##### SUPPLIED ENTRIES

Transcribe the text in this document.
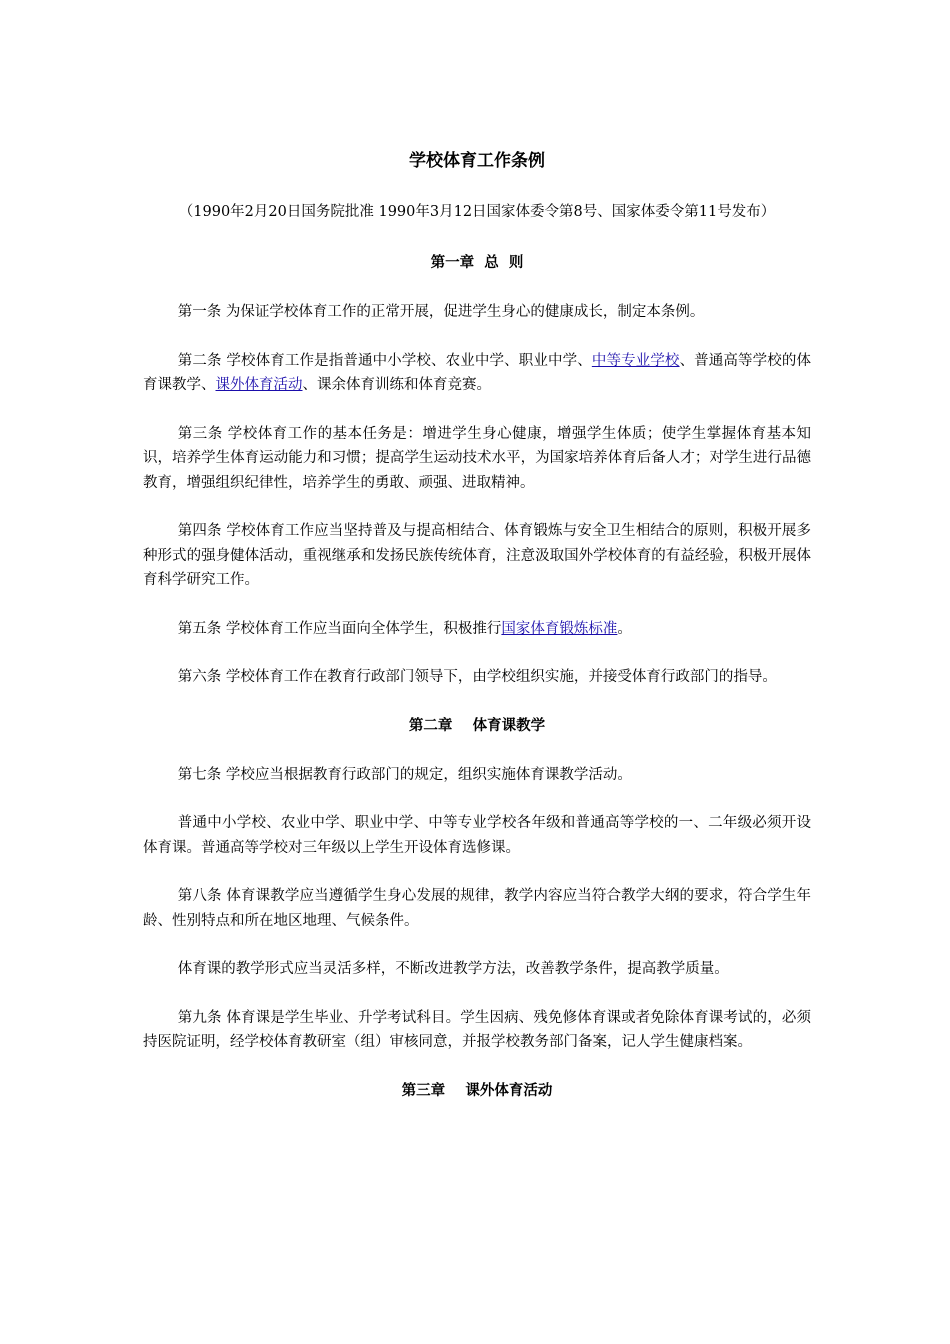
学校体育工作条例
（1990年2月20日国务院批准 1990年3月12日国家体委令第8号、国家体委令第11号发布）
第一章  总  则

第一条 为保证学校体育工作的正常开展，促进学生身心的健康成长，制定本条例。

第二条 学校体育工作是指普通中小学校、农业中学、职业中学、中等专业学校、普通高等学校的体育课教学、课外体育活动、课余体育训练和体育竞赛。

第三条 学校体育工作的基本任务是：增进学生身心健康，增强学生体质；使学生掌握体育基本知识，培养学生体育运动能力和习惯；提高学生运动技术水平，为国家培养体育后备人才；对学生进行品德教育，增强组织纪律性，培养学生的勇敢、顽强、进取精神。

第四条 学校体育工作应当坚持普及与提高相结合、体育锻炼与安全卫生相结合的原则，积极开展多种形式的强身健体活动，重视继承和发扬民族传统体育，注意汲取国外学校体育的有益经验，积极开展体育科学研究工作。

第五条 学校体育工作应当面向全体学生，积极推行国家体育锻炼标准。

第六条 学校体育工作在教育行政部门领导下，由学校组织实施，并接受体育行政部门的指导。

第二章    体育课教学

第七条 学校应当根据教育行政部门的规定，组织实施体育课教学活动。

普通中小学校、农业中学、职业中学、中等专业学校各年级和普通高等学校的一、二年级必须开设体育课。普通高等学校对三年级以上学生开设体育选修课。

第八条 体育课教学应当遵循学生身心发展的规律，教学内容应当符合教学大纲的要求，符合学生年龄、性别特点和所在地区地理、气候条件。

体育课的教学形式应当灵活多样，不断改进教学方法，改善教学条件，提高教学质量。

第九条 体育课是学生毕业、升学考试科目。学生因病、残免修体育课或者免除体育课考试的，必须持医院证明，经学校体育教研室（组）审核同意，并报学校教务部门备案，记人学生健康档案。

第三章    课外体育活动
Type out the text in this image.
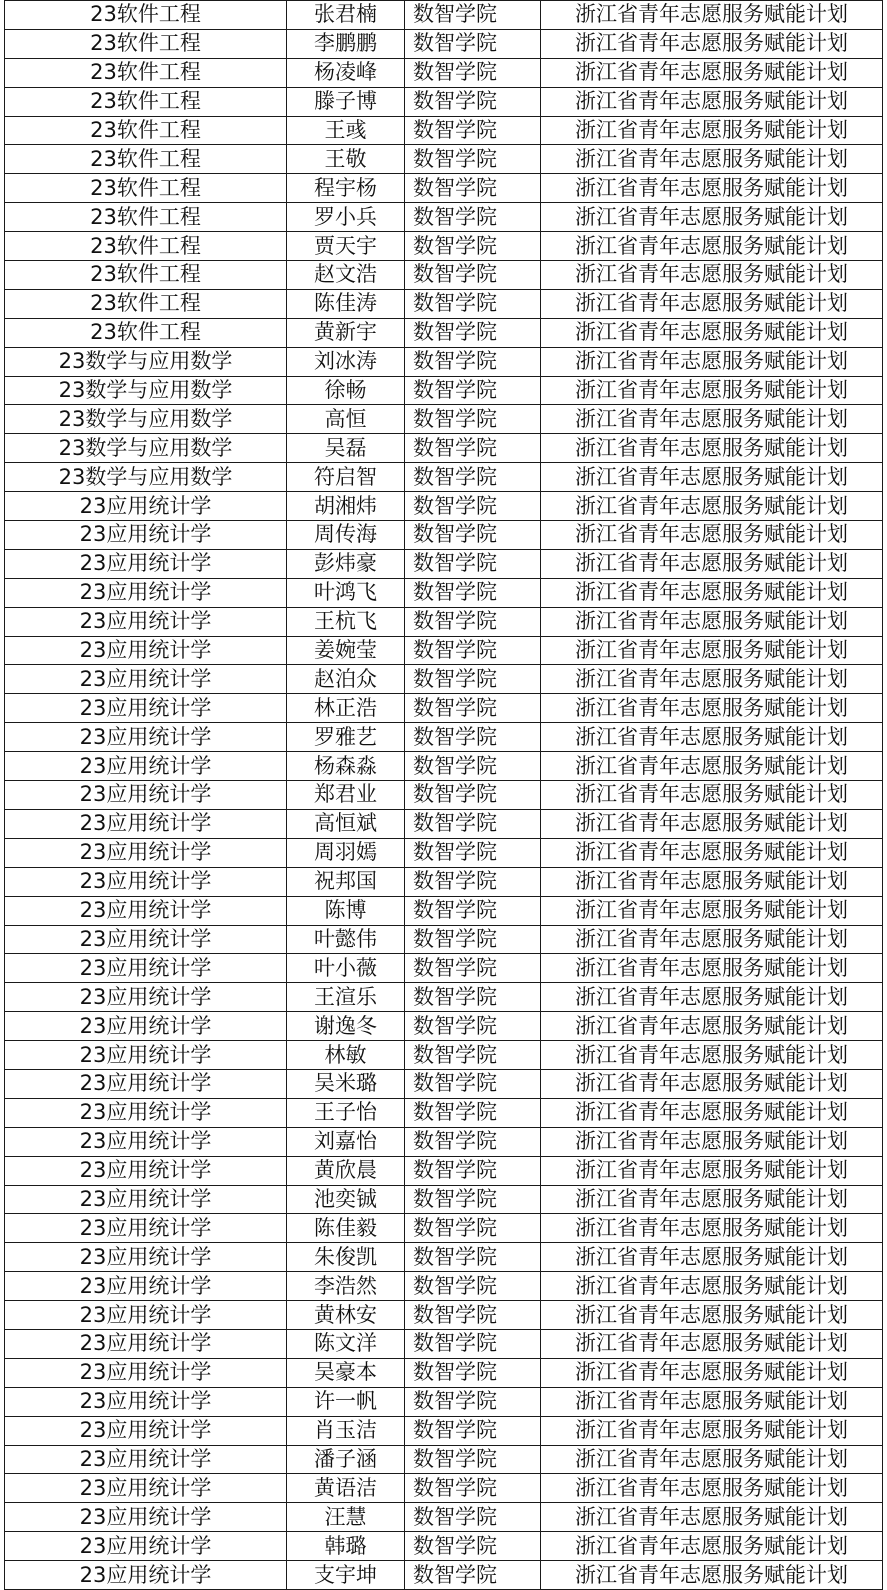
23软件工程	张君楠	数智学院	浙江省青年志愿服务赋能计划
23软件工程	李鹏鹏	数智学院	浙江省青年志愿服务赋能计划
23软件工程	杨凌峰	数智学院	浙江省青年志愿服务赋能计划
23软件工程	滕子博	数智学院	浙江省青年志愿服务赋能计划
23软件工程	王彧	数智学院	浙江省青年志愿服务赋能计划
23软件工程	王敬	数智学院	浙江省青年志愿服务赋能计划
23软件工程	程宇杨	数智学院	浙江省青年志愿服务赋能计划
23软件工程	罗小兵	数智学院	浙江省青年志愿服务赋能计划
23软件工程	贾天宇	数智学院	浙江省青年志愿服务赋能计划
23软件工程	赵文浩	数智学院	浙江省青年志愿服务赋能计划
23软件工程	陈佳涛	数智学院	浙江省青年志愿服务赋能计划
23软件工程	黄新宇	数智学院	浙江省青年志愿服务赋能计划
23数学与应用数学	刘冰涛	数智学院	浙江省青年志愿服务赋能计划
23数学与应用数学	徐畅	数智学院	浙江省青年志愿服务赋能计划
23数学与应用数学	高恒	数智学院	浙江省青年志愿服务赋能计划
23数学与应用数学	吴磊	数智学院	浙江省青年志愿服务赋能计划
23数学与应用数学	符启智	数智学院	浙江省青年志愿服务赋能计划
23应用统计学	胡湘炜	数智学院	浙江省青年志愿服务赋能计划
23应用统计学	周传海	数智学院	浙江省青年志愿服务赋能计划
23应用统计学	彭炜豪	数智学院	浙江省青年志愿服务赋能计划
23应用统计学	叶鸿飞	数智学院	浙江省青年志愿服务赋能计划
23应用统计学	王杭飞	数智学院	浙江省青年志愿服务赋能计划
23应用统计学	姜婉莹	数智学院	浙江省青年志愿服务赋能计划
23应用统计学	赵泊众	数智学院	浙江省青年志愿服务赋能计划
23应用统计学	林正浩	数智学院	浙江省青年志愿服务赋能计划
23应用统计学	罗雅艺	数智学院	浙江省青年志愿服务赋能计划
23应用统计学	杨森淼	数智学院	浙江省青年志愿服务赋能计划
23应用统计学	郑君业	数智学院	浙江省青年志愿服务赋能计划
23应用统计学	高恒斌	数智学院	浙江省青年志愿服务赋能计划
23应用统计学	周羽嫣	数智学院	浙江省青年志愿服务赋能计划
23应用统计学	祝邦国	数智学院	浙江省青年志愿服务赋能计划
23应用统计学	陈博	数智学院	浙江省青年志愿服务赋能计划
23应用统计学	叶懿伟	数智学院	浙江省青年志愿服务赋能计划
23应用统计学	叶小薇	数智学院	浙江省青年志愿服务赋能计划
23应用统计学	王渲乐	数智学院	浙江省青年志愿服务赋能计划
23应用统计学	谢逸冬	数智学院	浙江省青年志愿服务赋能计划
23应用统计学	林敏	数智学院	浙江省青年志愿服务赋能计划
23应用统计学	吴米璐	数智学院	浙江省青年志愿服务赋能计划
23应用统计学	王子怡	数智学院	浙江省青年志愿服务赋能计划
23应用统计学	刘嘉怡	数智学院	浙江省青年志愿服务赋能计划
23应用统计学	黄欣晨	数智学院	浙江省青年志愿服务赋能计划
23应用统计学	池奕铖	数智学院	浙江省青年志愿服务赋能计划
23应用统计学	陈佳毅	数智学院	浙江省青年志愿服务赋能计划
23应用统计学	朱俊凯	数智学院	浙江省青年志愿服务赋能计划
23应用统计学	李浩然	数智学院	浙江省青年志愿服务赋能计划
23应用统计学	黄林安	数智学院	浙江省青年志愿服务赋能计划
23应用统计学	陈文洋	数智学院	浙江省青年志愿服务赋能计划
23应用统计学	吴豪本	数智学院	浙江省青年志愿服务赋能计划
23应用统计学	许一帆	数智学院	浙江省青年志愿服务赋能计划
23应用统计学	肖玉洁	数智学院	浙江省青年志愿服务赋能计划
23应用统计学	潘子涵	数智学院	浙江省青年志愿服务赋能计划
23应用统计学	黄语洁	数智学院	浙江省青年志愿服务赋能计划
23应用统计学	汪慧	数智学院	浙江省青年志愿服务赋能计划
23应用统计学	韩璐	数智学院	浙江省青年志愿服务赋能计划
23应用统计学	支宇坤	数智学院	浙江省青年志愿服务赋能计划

##########

Search the data above for the string "text" and copy each line that has it.

Transcribe the text in this document.
Type out the text in this image.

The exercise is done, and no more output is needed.